> _PAGE EXCERPT_:
*-*-*

# A HAPPY DOG



## Luciledodd (Sep 5, 2009)

Last year my SIL found a mixed breed puppy down in a deep hole when he was caving. The puppy was rescued and my duaghter and SIL took him in. This week I saw a picture of him on face book laying on a thin blanket, but he was so happy to have his own that they said he wouldn't give it up. So little Rosie decided that she could live without the blanket that her grandmother had pieced for another dog that I used to have. We sent it to Rusty Dog and you can see the results below. Don't feel sorry for Rosie, she sleeps on a down comforter or the back of the couch.


----------



## krandall (Jun 11, 2009)

Awww, that's adorable, Lucile! He looks like he's in 7th heaven!


----------



## Becky Chittenden (Feb 4, 2009)

I especially love the one where the dog has wrapped himself in the blankey!


----------



## Kathie (Jul 31, 2008)

Awww, what a happy fellow!

*-*-*

> _DATASET CONTENT_:

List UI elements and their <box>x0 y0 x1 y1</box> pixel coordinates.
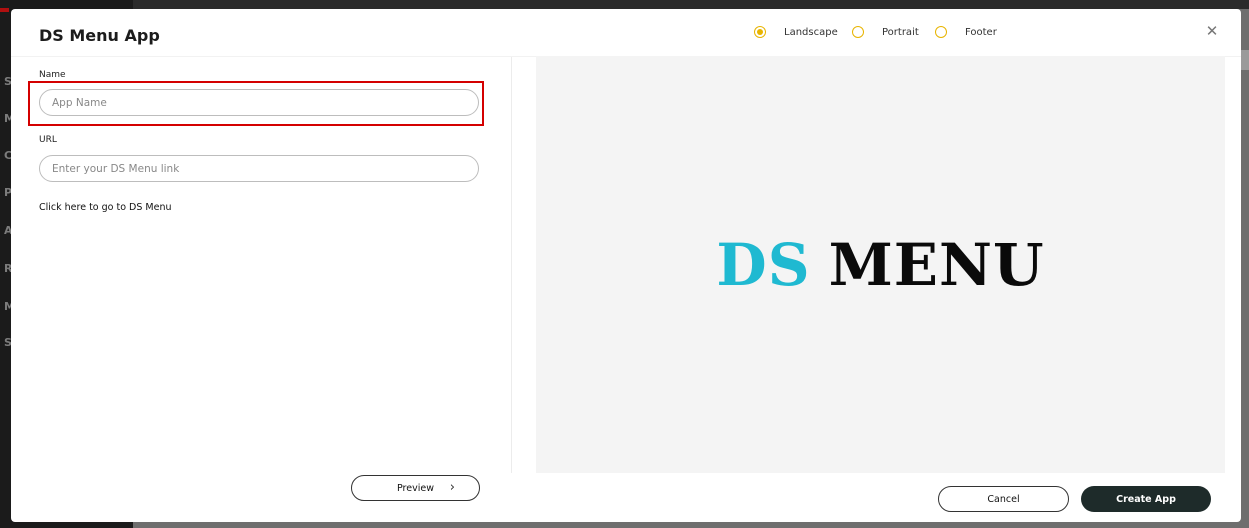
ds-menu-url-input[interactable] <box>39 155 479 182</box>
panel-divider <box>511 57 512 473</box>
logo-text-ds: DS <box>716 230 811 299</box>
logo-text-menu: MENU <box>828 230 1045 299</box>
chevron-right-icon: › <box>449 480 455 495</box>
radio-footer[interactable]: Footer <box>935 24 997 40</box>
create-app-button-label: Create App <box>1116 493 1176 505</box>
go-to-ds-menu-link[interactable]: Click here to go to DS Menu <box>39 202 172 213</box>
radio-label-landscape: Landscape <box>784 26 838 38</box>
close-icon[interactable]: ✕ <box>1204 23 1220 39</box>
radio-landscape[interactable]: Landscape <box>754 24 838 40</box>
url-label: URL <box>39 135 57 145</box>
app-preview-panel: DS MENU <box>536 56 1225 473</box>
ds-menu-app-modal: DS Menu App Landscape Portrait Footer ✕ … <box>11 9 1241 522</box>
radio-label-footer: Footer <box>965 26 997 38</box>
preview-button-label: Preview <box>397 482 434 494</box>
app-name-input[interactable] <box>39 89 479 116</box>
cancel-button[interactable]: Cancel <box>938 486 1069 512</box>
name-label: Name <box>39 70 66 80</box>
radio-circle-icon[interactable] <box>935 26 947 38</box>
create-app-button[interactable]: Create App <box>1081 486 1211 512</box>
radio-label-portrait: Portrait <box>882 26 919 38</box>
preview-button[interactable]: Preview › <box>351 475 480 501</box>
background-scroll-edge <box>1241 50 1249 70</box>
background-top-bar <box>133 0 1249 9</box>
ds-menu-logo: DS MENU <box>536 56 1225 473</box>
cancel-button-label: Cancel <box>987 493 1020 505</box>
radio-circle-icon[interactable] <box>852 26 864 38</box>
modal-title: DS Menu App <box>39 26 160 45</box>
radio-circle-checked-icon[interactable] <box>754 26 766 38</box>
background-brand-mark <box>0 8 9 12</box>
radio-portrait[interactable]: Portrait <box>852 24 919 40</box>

*-*-*

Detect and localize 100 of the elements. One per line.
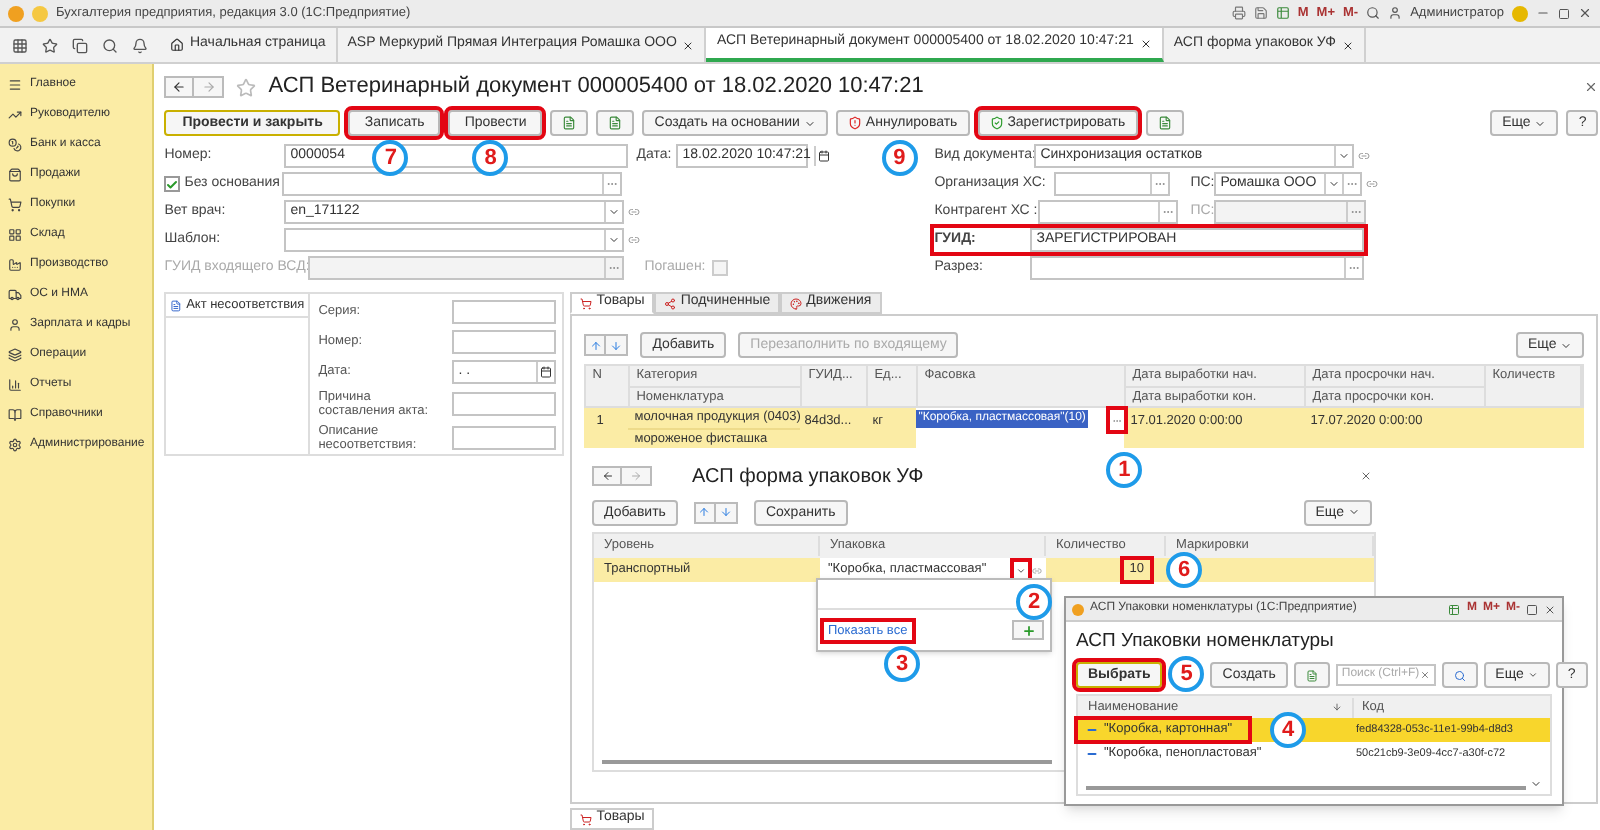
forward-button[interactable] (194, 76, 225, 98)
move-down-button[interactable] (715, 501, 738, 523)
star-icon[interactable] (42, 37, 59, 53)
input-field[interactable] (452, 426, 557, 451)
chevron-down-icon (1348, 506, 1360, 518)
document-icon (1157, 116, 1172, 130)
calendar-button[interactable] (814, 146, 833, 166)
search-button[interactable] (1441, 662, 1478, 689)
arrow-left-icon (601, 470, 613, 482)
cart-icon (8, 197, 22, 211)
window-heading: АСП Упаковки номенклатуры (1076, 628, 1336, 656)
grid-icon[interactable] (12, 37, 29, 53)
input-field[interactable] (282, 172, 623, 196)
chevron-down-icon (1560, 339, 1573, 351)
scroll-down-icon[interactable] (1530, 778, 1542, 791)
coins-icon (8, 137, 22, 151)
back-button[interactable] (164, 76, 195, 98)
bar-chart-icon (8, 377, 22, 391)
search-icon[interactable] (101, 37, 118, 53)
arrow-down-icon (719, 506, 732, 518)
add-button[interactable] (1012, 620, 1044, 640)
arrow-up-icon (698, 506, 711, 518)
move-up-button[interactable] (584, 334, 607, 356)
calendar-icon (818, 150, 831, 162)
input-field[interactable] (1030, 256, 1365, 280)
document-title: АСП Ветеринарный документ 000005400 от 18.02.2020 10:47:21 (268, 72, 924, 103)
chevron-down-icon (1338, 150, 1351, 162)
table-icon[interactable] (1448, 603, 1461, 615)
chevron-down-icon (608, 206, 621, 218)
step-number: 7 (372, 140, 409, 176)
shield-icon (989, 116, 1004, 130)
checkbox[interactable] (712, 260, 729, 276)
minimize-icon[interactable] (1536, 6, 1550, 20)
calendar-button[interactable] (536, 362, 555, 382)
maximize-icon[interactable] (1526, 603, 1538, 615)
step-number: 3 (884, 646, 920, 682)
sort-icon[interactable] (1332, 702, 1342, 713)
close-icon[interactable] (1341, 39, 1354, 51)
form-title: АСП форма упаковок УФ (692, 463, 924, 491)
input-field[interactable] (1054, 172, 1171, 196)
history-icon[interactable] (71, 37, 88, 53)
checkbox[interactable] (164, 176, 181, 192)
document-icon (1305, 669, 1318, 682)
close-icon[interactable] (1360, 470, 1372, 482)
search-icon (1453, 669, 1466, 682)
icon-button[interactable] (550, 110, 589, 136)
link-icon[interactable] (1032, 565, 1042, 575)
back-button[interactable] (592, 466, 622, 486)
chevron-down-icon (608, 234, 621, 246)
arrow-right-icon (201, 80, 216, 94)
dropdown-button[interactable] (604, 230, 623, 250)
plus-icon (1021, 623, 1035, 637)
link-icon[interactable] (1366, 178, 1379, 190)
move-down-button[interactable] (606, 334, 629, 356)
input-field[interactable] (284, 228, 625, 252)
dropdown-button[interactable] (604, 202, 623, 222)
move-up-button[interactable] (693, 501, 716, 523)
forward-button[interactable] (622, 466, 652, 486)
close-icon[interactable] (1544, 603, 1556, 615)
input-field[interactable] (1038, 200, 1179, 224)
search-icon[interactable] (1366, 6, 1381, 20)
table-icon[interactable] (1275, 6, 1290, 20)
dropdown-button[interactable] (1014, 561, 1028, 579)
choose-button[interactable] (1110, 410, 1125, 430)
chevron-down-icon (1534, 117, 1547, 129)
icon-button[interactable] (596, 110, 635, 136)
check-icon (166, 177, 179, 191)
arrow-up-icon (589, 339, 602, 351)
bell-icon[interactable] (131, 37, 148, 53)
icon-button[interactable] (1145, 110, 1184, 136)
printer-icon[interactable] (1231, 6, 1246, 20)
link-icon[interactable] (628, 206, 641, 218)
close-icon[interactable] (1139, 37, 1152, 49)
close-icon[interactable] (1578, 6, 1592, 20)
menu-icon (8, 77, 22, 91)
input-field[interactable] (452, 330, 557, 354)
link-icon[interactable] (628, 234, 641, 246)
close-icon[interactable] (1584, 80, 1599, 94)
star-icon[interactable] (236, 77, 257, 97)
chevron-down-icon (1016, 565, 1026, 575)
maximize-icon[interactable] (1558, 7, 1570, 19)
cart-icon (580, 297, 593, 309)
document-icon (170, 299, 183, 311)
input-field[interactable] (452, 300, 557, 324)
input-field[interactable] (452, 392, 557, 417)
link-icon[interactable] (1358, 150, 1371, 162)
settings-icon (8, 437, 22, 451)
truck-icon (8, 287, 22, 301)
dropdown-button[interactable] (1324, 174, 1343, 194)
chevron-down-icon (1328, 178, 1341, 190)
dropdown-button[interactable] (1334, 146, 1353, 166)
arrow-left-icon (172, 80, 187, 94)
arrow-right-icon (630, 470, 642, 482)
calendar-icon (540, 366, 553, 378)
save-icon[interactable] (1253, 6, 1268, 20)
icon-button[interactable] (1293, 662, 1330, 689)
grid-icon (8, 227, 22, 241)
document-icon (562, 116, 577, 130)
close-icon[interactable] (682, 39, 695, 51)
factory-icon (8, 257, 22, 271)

*-*-*

> _OBJECTIVES_:
1. From the happy dog thread, reproduce everything from "# A HAPPY DOG" down to "of the couch.", renaming "Rosie" as "Daisy" wherever it occurs.
2. Name every user who posted in the happy dog thread.
3. Continue the happy dog thread from the point where it ends.
The rows are separate material and have no connection to the happy dog thread.

> _TASK RESPONSES_:
1.
# A HAPPY DOG



## Luciledodd (Sep 5, 2009)

Last year my SIL found a mixed breed puppy down in a deep hole when he was caving. The puppy was rescued and my duaghter and SIL took him in. This week I saw a picture of him on face book laying on a thin blanket, but he was so happy to have his own that they said he wouldn't give it up. So little Daisy decided that she could live without the blanket that her grandmother had pieced for another dog that I used to have. We sent it to Rusty Dog and you can see the results below. Don't feel sorry for Daisy, she sleeps on a down comforter or the back of the couch.

2.
Luciledodd
krandall
Becky Chittenden
Kathie

3.
----------



## Luciledodd (Sep 5, 2009)

Yeah he started out in life in a terrible way, but now he has the best home. SIL goes hiking and caving all the time. Rusty gets to go on the hikes and is allowed to be an inside dog. I would have made him a yard dog. The pit that he was found in is the place where the locals throw away puppies they don't want. The vet told them that. He had a broken leg, but all is good now. Mother made the little quilt for my last schnauzer. She slept on it at the office. But spoiled Rosie was to good to sleep on a quilt made out of scraps. lol


----------



## LunasMom (Sep 11, 2011)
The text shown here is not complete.